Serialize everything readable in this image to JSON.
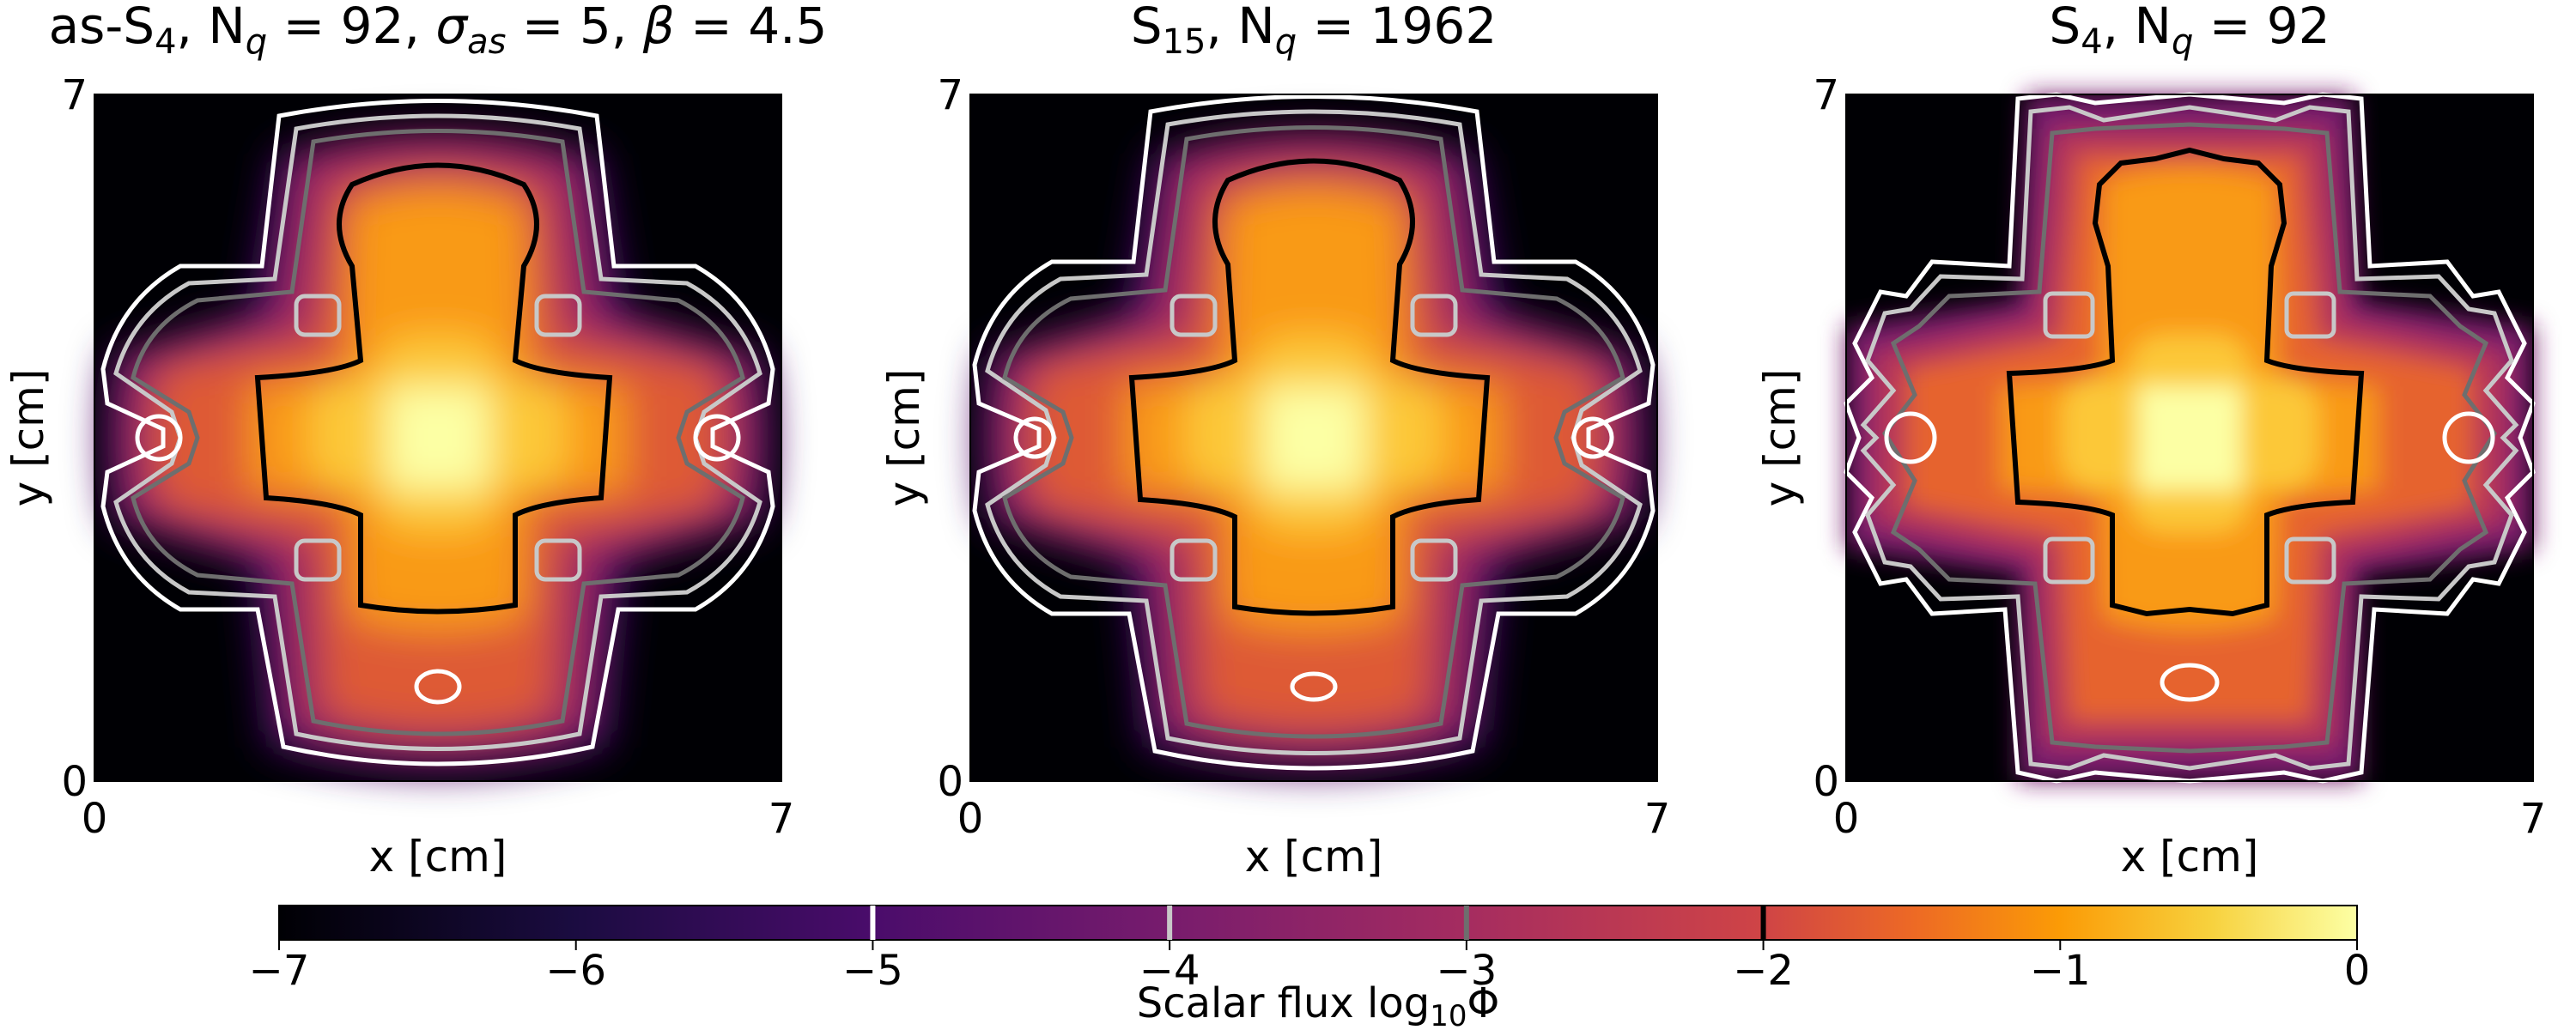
{
  "chart_data": [
    {
      "type": "heatmap",
      "title": "as-S₄, N_q = 92, σ_as = 5, β = 4.5",
      "title_parts": {
        "pre": "as-S",
        "sub1": "4",
        "mid1": ", N",
        "sub2": "q",
        "mid2": " = 92, ",
        "sym1": "σ",
        "sub3": "as",
        "mid3": " = 5, ",
        "sym2": "β",
        "post": " = 4.5"
      },
      "xlabel": "x [cm]",
      "ylabel": "y [cm]",
      "xlim": [
        0,
        7
      ],
      "ylim": [
        0,
        7
      ],
      "xticks": [
        "0",
        "7"
      ],
      "yticks": [
        "0",
        "7"
      ],
      "contour_levels": [
        -5,
        -4,
        -3,
        -2
      ]
    },
    {
      "type": "heatmap",
      "title": "S₁₅, N_q = 1962",
      "title_parts": {
        "pre": "S",
        "sub1": "15",
        "mid1": ", N",
        "sub2": "q",
        "post": " = 1962"
      },
      "xlabel": "x [cm]",
      "ylabel": "y [cm]",
      "xlim": [
        0,
        7
      ],
      "ylim": [
        0,
        7
      ],
      "xticks": [
        "0",
        "7"
      ],
      "yticks": [
        "0",
        "7"
      ],
      "contour_levels": [
        -5,
        -4,
        -3,
        -2
      ]
    },
    {
      "type": "heatmap",
      "title": "S₄, N_q = 92",
      "title_parts": {
        "pre": "S",
        "sub1": "4",
        "mid1": ", N",
        "sub2": "q",
        "post": " = 92"
      },
      "xlabel": "x [cm]",
      "ylabel": "y [cm]",
      "xlim": [
        0,
        7
      ],
      "ylim": [
        0,
        7
      ],
      "xticks": [
        "0",
        "7"
      ],
      "yticks": [
        "0",
        "7"
      ],
      "contour_levels": [
        -5,
        -4,
        -3,
        -2
      ],
      "ray_effects": true
    }
  ],
  "colorbar": {
    "label": "Scalar flux log₁₀Φ",
    "label_parts": {
      "pre": "Scalar flux log",
      "sub": "10",
      "post": "Φ"
    },
    "range": [
      -7,
      0
    ],
    "ticks": [
      "−7",
      "−6",
      "−5",
      "−4",
      "−3",
      "−2",
      "−1",
      "0"
    ],
    "tick_values": [
      -7,
      -6,
      -5,
      -4,
      -3,
      -2,
      -1,
      0
    ],
    "colormap": "inferno",
    "level_lines": [
      {
        "value": -5,
        "color": "#ffffff"
      },
      {
        "value": -4,
        "color": "#c8c8c8"
      },
      {
        "value": -3,
        "color": "#6e6e6e"
      },
      {
        "value": -2,
        "color": "#000000"
      }
    ]
  },
  "colors": {
    "contour_m5": "#ffffff",
    "contour_m4": "#c8c8c8",
    "contour_m3": "#6e6e6e",
    "contour_m2": "#000000",
    "background": "#000004"
  }
}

•••••

Give all the entries again exactly, dropping each picture.

Serialize everything readable in this image to JSON.
{
  "chart_data": [
    {
      "type": "heatmap",
      "title": "as-S₄, N_q = 92, σ_as = 5, β = 4.5",
      "title_parts": {
        "pre": "as-S",
        "sub1": "4",
        "mid1": ", N",
        "sub2": "q",
        "mid2": " = 92, ",
        "sym1": "σ",
        "sub3": "as",
        "mid3": " = 5, ",
        "sym2": "β",
        "post": " = 4.5"
      },
      "xlabel": "x [cm]",
      "ylabel": "y [cm]",
      "xlim": [
        0,
        7
      ],
      "ylim": [
        0,
        7
      ],
      "xticks": [
        "0",
        "7"
      ],
      "yticks": [
        "0",
        "7"
      ],
      "contour_levels": [
        -5,
        -4,
        -3,
        -2
      ]
    },
    {
      "type": "heatmap",
      "title": "S₁₅, N_q = 1962",
      "title_parts": {
        "pre": "S",
        "sub1": "15",
        "mid1": ", N",
        "sub2": "q",
        "post": " = 1962"
      },
      "xlabel": "x [cm]",
      "ylabel": "y [cm]",
      "xlim": [
        0,
        7
      ],
      "ylim": [
        0,
        7
      ],
      "xticks": [
        "0",
        "7"
      ],
      "yticks": [
        "0",
        "7"
      ],
      "contour_levels": [
        -5,
        -4,
        -3,
        -2
      ]
    },
    {
      "type": "heatmap",
      "title": "S₄, N_q = 92",
      "title_parts": {
        "pre": "S",
        "sub1": "4",
        "mid1": ", N",
        "sub2": "q",
        "post": " = 92"
      },
      "xlabel": "x [cm]",
      "ylabel": "y [cm]",
      "xlim": [
        0,
        7
      ],
      "ylim": [
        0,
        7
      ],
      "xticks": [
        "0",
        "7"
      ],
      "yticks": [
        "0",
        "7"
      ],
      "contour_levels": [
        -5,
        -4,
        -3,
        -2
      ],
      "ray_effects": true
    }
  ],
  "colorbar": {
    "label": "Scalar flux log₁₀Φ",
    "label_parts": {
      "pre": "Scalar flux log",
      "sub": "10",
      "post": "Φ"
    },
    "range": [
      -7,
      0
    ],
    "ticks": [
      "−7",
      "−6",
      "−5",
      "−4",
      "−3",
      "−2",
      "−1",
      "0"
    ],
    "tick_values": [
      -7,
      -6,
      -5,
      -4,
      -3,
      -2,
      -1,
      0
    ],
    "colormap": "inferno",
    "level_lines": [
      {
        "value": -5,
        "color": "#ffffff"
      },
      {
        "value": -4,
        "color": "#c8c8c8"
      },
      {
        "value": -3,
        "color": "#6e6e6e"
      },
      {
        "value": -2,
        "color": "#000000"
      }
    ]
  },
  "colors": {
    "contour_m5": "#ffffff",
    "contour_m4": "#c8c8c8",
    "contour_m3": "#6e6e6e",
    "contour_m2": "#000000",
    "background": "#000004"
  }
}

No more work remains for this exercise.